*GIVEN PROBLEM*
Nothing should be left out: output all of the entries exactly.

*TASK MATERIAL*
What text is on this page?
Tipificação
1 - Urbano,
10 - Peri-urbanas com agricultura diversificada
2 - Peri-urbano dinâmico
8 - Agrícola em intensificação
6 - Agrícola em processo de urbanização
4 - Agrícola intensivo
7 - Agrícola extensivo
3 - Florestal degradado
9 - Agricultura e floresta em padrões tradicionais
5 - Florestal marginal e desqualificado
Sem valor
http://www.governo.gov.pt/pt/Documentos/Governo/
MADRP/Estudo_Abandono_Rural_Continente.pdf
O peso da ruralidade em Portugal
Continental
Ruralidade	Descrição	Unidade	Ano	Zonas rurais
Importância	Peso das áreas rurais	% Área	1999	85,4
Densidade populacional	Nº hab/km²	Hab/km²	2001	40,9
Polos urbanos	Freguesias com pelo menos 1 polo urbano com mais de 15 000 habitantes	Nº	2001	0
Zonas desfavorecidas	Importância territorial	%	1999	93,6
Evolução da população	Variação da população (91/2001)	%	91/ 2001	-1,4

*FULL ANSWER*
What text is on this page?
Tipificação
1 - Urbano,
10 - Peri-urbanas com agricultura diversificada
2 - Peri-urbano dinâmico
8 - Agrícola em intensificação
6 - Agrícola em processo de urbanização
4 - Agrícola intensivo
7 - Agrícola extensivo
3 - Florestal degradado
9 - Agricultura e floresta em padrões tradicionais
5 - Florestal marginal e desqualificado
Sem valor
http://www.governo.gov.pt/pt/Documentos/Governo/
MADRP/Estudo_Abandono_Rural_Continente.pdf
O peso da ruralidade em Portugal
Continental
Ruralidade	Descrição	Unidade	Ano	Zonas rurais
Importância	Peso das áreas rurais	% Área	1999	85,4
Densidade populacional	Nº hab/km²	Hab/km²	2001	40,9
Polos urbanos	Freguesias com pelo menos 1 polo urbano com mais de 15 000 habitantes	Nº	2001	0
Zonas desfavorecidas	Importância territorial	%	1999	93,6
Evolução da população	Variação da população (91/2001)	%	91/ 2001	-1,4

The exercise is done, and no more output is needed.